### GIVEN INSTRUCTION
Provide only the number of lines in the listing that contain the string "screenshot".

--- BEGIN RECORDS PROVIDED ---

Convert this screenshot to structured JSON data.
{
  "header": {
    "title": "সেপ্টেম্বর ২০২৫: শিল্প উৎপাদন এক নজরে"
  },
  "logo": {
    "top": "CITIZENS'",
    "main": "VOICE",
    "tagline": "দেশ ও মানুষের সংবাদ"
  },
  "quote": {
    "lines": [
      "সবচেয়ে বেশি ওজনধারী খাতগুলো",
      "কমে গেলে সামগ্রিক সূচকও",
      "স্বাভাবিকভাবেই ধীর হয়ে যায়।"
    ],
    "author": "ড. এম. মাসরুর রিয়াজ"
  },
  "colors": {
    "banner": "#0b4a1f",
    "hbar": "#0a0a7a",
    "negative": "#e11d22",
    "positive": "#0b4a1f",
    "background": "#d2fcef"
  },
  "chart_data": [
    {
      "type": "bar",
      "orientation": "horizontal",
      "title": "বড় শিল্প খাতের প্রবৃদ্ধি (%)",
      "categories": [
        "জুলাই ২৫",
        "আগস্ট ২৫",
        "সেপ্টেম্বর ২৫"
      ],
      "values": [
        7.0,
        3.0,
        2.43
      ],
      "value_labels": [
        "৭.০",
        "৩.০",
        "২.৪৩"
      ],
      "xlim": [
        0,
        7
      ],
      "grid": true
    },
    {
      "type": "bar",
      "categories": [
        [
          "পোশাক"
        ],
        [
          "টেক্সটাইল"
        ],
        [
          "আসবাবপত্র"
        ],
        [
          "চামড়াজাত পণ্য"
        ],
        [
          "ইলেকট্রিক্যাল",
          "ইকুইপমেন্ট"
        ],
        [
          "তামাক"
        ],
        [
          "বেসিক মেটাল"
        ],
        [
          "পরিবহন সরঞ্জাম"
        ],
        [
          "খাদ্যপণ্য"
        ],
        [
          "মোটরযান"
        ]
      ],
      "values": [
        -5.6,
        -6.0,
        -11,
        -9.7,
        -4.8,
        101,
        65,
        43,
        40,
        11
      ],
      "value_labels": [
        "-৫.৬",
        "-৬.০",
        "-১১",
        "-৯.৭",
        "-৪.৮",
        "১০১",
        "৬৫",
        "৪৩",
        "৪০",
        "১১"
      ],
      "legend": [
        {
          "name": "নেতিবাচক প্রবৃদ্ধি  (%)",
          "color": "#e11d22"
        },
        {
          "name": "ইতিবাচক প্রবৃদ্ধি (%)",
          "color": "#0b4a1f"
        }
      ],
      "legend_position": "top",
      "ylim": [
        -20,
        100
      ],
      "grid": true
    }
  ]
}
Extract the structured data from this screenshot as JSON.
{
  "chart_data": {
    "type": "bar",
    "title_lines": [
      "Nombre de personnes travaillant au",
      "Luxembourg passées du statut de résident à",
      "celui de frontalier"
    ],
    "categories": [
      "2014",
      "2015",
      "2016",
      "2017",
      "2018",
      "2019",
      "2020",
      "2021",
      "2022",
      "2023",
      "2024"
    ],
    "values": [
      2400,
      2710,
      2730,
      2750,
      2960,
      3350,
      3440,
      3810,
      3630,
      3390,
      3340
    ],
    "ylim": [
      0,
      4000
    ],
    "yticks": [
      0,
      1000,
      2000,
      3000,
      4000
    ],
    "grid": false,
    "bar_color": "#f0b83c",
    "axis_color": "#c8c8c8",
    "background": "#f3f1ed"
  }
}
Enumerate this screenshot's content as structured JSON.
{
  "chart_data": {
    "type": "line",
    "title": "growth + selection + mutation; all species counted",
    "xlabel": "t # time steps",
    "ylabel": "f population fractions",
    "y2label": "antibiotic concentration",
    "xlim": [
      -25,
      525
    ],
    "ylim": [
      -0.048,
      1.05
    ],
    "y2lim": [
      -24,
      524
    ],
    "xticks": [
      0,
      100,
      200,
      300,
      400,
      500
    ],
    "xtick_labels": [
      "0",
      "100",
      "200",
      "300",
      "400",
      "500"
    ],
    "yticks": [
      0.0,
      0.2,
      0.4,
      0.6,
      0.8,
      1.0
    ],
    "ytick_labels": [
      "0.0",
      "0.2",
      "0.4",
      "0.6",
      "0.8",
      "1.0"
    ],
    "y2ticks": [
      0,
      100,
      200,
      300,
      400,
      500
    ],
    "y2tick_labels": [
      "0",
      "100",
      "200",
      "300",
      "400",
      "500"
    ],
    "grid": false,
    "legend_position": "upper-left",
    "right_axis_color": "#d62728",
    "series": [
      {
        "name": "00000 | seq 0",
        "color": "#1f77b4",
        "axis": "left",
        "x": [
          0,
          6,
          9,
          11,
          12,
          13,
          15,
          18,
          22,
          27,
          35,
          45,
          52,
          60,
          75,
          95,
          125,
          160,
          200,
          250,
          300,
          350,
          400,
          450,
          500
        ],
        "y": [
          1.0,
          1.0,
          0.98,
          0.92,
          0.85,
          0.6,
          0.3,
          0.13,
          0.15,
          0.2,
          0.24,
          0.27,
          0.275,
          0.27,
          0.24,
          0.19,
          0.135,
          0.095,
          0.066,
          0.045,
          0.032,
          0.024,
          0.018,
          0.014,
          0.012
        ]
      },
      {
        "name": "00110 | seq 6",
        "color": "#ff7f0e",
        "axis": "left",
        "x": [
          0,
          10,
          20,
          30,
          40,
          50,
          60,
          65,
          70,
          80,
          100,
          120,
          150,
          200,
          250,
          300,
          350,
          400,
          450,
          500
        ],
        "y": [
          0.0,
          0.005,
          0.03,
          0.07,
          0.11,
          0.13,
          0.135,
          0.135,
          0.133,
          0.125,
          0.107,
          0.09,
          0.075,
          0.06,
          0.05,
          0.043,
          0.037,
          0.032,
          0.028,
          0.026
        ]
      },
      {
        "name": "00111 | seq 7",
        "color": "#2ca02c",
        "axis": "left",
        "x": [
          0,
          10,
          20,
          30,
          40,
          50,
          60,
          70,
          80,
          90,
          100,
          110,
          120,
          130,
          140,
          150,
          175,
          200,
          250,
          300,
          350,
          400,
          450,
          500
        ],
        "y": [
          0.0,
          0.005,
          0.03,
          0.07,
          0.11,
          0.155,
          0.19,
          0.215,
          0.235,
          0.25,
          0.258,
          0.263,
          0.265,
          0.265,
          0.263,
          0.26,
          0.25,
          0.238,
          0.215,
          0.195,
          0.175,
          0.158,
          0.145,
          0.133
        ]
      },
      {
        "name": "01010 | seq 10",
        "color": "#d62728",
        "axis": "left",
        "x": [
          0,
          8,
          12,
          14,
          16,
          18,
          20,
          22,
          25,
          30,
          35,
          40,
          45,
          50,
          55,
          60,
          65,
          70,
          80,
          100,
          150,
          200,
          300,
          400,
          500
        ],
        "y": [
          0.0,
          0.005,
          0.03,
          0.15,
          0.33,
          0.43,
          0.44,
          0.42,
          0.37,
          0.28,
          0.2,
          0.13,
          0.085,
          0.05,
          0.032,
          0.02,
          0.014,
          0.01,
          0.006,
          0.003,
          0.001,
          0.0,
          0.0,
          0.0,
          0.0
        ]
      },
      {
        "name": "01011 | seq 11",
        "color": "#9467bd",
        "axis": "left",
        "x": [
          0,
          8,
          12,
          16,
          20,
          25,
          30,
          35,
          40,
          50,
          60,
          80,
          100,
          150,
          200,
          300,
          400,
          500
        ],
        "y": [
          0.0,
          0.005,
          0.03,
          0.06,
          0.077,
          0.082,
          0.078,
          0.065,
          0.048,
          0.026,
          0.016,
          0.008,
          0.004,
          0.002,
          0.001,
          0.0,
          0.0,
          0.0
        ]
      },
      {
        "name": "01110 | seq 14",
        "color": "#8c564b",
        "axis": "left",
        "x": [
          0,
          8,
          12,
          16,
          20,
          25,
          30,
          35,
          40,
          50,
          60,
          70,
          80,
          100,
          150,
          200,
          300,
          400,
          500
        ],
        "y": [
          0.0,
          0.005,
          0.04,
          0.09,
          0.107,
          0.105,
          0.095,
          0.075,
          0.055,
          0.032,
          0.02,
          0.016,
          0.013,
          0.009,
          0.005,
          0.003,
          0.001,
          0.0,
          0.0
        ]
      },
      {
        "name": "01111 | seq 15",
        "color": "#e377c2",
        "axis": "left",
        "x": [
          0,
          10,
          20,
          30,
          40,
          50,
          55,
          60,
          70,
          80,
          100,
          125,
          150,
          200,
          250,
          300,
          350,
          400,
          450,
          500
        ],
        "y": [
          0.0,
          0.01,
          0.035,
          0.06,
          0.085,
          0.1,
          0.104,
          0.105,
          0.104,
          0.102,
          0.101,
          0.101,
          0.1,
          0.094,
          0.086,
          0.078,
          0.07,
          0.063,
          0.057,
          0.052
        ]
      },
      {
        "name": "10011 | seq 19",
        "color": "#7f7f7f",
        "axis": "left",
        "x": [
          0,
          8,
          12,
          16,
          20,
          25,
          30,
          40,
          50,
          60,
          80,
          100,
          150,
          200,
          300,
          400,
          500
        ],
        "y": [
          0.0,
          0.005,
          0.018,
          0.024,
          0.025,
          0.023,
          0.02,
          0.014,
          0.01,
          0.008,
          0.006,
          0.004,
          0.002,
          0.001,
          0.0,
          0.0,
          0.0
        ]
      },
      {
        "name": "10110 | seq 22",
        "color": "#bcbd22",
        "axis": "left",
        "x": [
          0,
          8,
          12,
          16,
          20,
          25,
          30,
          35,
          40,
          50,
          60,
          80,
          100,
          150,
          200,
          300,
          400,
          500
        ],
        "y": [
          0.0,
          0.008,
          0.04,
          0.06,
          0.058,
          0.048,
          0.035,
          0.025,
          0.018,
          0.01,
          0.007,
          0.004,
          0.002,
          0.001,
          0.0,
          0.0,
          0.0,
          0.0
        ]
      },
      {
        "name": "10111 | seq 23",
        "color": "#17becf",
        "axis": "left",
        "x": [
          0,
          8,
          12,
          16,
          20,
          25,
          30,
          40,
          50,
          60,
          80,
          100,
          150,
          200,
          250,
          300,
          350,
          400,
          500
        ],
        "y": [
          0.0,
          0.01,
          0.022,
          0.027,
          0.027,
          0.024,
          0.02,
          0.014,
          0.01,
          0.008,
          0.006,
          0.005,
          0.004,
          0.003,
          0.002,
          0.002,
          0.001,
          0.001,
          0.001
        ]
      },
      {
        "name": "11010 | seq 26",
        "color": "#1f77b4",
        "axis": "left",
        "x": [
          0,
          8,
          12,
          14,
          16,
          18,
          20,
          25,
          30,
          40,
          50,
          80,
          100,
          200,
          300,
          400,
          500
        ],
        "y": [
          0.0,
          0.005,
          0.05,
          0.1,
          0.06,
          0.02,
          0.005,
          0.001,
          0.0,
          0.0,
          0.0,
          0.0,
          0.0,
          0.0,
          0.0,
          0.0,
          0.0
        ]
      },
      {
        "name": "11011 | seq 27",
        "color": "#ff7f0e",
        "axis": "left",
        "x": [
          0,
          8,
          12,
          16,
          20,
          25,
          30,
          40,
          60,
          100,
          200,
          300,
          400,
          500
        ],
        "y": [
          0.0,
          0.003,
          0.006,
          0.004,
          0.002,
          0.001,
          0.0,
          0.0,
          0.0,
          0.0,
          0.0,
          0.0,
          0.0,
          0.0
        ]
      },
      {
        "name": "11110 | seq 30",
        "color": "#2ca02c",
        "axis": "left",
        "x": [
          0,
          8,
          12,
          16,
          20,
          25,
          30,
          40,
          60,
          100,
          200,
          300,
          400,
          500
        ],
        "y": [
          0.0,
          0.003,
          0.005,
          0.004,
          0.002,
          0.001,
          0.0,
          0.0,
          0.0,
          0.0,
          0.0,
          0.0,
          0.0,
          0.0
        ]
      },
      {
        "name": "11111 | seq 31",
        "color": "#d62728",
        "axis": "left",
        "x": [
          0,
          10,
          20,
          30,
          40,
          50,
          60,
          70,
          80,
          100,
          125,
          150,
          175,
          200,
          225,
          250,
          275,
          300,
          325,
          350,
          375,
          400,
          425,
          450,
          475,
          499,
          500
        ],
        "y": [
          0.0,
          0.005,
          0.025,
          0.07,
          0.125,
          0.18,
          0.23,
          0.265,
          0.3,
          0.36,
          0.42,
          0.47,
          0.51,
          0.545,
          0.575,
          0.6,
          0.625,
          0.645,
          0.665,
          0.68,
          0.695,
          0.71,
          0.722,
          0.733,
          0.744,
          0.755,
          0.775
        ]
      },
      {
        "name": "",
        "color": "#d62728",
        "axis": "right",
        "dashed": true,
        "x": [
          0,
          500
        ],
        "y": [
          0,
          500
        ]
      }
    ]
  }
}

--- END RECORDS PROVIDED ---

### TASK SOLUTION
3